(Aim) Using the listing below, please gather every line containing the word "nemá".

(Data in this exercise)
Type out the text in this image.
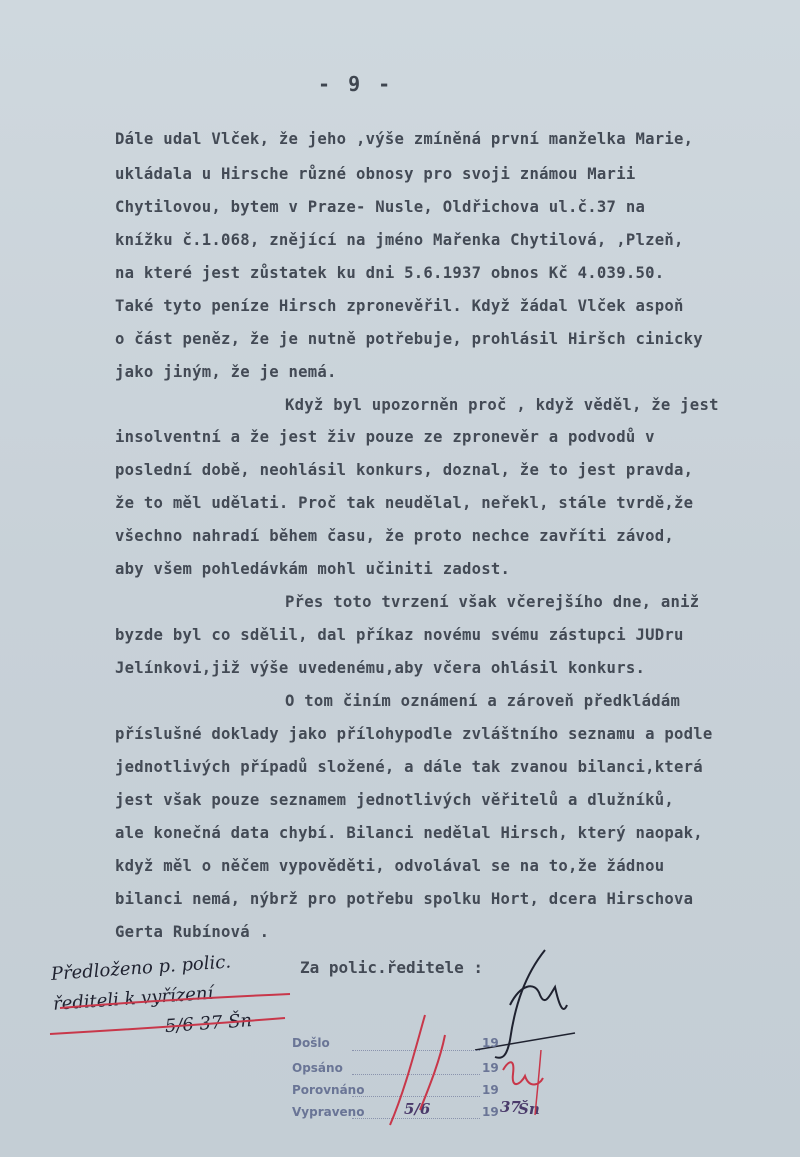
- 9 -
Dále udal Vlček, že jeho ,výše zmíněná první manželka Marie,
ukládala u Hirsche různé obnosy pro svoji známou Marii
Chytilovou, bytem v Praze- Nusle, Oldřichova ul.č.37 na
knížku č.1.068, znějící na jméno Mařenka Chytilová, ,Plzeň,
na které jest zůstatek ku dni 5.6.1937 obnos Kč 4.039.50.
Také tyto peníze Hirsch zpronevěřil. Když žádal Vlček aspoň
o část peněz, že je nutně potřebuje, prohlásil Hiršch cinicky
jako jiným, že je nemá.
Když byl upozorněn proč , když věděl, že jest
insolventní a že jest živ pouze ze zpronevěr a podvodů v
poslední době, neohlásil konkurs, doznal, že to jest pravda,
že to měl udělati. Proč tak neudělal, neřekl, stále tvrdě,že
všechno nahradí během času, že proto nechce zavříti závod,
aby všem pohledávkám mohl učiniti zadost.
Přes toto tvrzení však včerejšího dne, aniž
byzde byl co sdělil, dal příkaz novému svému zástupci JUDru
Jelínkovi,již výše uvedenému,aby včera ohlásil konkurs.
O tom činím oznámení a zároveň předkládám
příslušné doklady jako přílohypodle zvláštního seznamu a podle
jednotlivých případů složené, a dále tak zvanou bilanci,která
jest však pouze seznamem jednotlivých věřitelů a dlužníků,
ale konečná data chybí. Bilanci nedělal Hirsch, který naopak,
když měl o něčem vypověděti, odvolával se na to,že žádnou
bilanci nemá, nýbrž pro potřebu spolku Hort, dcera Hirschova
Gerta Rubínová .
Za polic.ředitele :
Předloženo p. polic.
řediteli k vyřízení
5/6 37 Šn
Došlo	19
Opsáno	19
Porovnáno	19
Vypraveno	19
5/6	37
Šn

(Result below)
jako jiným, že je nemá.
bilanci nemá, nýbrž pro potřebu spolku Hort, dcera Hirschova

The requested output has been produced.